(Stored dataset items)

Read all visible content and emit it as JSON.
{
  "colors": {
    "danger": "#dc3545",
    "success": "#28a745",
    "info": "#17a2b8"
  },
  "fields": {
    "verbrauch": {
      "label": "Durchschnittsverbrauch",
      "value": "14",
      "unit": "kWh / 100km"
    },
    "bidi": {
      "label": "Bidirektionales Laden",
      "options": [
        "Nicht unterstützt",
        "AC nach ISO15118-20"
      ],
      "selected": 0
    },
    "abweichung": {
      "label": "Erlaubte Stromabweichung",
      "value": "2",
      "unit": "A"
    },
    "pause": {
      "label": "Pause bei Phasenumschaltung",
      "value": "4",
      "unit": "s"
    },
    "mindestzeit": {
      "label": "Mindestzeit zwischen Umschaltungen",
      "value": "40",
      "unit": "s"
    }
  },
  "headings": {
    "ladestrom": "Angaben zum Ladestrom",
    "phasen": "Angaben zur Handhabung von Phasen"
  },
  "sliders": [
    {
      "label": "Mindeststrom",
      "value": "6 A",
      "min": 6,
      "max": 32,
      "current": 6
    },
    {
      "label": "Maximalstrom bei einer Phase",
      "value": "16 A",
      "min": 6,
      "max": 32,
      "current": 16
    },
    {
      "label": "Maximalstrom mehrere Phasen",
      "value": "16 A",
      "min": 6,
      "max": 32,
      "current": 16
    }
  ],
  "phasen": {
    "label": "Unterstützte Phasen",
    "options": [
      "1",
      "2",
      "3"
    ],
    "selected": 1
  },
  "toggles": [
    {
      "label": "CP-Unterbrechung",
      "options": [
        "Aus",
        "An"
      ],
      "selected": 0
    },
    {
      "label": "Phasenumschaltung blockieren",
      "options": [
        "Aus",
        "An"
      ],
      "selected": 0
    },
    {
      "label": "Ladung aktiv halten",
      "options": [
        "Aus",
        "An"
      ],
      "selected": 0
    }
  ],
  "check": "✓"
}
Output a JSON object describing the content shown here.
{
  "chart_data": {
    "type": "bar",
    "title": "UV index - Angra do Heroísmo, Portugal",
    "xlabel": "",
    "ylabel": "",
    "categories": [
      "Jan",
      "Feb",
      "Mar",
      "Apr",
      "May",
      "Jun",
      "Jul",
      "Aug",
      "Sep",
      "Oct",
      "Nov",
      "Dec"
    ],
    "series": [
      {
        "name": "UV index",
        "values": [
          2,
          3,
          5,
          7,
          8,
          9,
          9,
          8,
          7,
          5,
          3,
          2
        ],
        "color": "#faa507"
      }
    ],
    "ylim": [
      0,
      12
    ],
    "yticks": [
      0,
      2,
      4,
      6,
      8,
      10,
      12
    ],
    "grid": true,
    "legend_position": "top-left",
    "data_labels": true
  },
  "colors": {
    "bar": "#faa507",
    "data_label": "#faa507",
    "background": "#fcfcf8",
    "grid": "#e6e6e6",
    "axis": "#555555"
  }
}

Challenge: Gather from the records above every line containing the string "JSON".

Full answer:
Read all visible content and emit it as JSON.
Output a JSON object describing the content shown here.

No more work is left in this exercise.